Direction
Output the entries verbatim, including every line.

Material for this task

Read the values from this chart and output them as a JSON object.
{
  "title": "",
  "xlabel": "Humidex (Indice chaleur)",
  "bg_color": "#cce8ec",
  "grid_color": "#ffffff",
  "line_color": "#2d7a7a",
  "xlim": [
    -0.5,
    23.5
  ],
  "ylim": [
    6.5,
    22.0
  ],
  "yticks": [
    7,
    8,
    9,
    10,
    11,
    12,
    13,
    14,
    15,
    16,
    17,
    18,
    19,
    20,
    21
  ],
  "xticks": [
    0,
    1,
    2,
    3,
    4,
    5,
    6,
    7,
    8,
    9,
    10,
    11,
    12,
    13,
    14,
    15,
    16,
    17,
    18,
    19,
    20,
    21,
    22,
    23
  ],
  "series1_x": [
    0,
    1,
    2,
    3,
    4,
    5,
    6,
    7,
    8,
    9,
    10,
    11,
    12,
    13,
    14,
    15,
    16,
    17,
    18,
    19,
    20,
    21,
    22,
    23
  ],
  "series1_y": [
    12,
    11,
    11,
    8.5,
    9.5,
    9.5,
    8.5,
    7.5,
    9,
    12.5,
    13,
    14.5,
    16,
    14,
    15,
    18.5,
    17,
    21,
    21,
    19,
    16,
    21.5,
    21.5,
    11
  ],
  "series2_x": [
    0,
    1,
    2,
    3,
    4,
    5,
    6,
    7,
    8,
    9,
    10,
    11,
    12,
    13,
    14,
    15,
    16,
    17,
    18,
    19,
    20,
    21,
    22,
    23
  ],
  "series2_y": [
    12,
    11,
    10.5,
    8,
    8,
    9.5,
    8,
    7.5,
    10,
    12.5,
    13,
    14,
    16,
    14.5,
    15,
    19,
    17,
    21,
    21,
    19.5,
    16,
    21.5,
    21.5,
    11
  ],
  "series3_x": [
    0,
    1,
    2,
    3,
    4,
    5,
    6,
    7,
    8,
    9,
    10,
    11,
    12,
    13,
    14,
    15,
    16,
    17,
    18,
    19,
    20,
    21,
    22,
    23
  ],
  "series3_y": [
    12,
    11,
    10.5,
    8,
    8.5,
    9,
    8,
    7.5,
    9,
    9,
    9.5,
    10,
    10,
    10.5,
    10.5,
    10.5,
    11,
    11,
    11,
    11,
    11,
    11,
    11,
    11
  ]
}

Response below
Read the values from this chart and output them as a JSON object.
{
  "title": "",
  "xlabel": "Humidex (Indice chaleur)",
  "bg_color": "#cce8ec",
  "grid_color": "#ffffff",
  "line_color": "#2d7a7a",
  "xlim": [
    -0.5,
    23.5
  ],
  "ylim": [
    6.5,
    22.0
  ],
  "yticks": [
    7,
    8,
    9,
    10,
    11,
    12,
    13,
    14,
    15,
    16,
    17,
    18,
    19,
    20,
    21
  ],
  "xticks": [
    0,
    1,
    2,
    3,
    4,
    5,
    6,
    7,
    8,
    9,
    10,
    11,
    12,
    13,
    14,
    15,
    16,
    17,
    18,
    19,
    20,
    21,
    22,
    23
  ],
  "series1_x": [
    0,
    1,
    2,
    3,
    4,
    5,
    6,
    7,
    8,
    9,
    10,
    11,
    12,
    13,
    14,
    15,
    16,
    17,
    18,
    19,
    20,
    21,
    22,
    23
  ],
  "series1_y": [
    12,
    11,
    11,
    8.5,
    9.5,
    9.5,
    8.5,
    7.5,
    9,
    12.5,
    13,
    14.5,
    16,
    14,
    15,
    18.5,
    17,
    21,
    21,
    19,
    16,
    21.5,
    21.5,
    11
  ],
  "series2_x": [
    0,
    1,
    2,
    3,
    4,
    5,
    6,
    7,
    8,
    9,
    10,
    11,
    12,
    13,
    14,
    15,
    16,
    17,
    18,
    19,
    20,
    21,
    22,
    23
  ],
  "series2_y": [
    12,
    11,
    10.5,
    8,
    8,
    9.5,
    8,
    7.5,
    10,
    12.5,
    13,
    14,
    16,
    14.5,
    15,
    19,
    17,
    21,
    21,
    19.5,
    16,
    21.5,
    21.5,
    11
  ],
  "series3_x": [
    0,
    1,
    2,
    3,
    4,
    5,
    6,
    7,
    8,
    9,
    10,
    11,
    12,
    13,
    14,
    15,
    16,
    17,
    18,
    19,
    20,
    21,
    22,
    23
  ],
  "series3_y": [
    12,
    11,
    10.5,
    8,
    8.5,
    9,
    8,
    7.5,
    9,
    9,
    9.5,
    10,
    10,
    10.5,
    10.5,
    10.5,
    11,
    11,
    11,
    11,
    11,
    11,
    11,
    11
  ]
}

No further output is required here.